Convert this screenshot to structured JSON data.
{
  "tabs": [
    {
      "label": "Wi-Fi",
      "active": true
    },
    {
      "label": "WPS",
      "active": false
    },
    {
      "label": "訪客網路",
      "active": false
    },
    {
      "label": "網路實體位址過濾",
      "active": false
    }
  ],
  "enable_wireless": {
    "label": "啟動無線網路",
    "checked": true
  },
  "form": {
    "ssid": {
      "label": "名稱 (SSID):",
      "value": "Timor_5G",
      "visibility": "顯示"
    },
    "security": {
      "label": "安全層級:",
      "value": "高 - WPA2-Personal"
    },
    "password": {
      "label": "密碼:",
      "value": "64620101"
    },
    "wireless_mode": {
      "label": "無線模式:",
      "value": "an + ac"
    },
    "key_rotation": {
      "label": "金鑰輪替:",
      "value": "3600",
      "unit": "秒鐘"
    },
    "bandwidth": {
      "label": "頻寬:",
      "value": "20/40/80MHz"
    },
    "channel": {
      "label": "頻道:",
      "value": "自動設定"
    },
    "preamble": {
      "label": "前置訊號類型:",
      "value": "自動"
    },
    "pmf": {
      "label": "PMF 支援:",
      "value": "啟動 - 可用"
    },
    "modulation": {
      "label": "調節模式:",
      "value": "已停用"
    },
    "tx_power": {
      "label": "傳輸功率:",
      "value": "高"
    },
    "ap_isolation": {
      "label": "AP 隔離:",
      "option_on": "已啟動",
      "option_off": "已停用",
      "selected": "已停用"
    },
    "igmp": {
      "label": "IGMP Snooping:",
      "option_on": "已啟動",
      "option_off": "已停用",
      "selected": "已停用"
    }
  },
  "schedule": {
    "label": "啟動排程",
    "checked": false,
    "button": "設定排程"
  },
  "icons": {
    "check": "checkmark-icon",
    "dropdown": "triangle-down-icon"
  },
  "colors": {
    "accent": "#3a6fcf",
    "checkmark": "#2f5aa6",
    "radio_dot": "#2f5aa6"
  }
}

####################

— Stated task —
Would you give the material above again, complete and exact?

— The completed task —
Convert this screenshot to structured JSON data.
{
  "tabs": [
    {
      "label": "Wi-Fi",
      "active": true
    },
    {
      "label": "WPS",
      "active": false
    },
    {
      "label": "訪客網路",
      "active": false
    },
    {
      "label": "網路實體位址過濾",
      "active": false
    }
  ],
  "enable_wireless": {
    "label": "啟動無線網路",
    "checked": true
  },
  "form": {
    "ssid": {
      "label": "名稱 (SSID):",
      "value": "Timor_5G",
      "visibility": "顯示"
    },
    "security": {
      "label": "安全層級:",
      "value": "高 - WPA2-Personal"
    },
    "password": {
      "label": "密碼:",
      "value": "64620101"
    },
    "wireless_mode": {
      "label": "無線模式:",
      "value": "an + ac"
    },
    "key_rotation": {
      "label": "金鑰輪替:",
      "value": "3600",
      "unit": "秒鐘"
    },
    "bandwidth": {
      "label": "頻寬:",
      "value": "20/40/80MHz"
    },
    "channel": {
      "label": "頻道:",
      "value": "自動設定"
    },
    "preamble": {
      "label": "前置訊號類型:",
      "value": "自動"
    },
    "pmf": {
      "label": "PMF 支援:",
      "value": "啟動 - 可用"
    },
    "modulation": {
      "label": "調節模式:",
      "value": "已停用"
    },
    "tx_power": {
      "label": "傳輸功率:",
      "value": "高"
    },
    "ap_isolation": {
      "label": "AP 隔離:",
      "option_on": "已啟動",
      "option_off": "已停用",
      "selected": "已停用"
    },
    "igmp": {
      "label": "IGMP Snooping:",
      "option_on": "已啟動",
      "option_off": "已停用",
      "selected": "已停用"
    }
  },
  "schedule": {
    "label": "啟動排程",
    "checked": false,
    "button": "設定排程"
  },
  "icons": {
    "check": "checkmark-icon",
    "dropdown": "triangle-down-icon"
  },
  "colors": {
    "accent": "#3a6fcf",
    "checkmark": "#2f5aa6",
    "radio_dot": "#2f5aa6"
  }
}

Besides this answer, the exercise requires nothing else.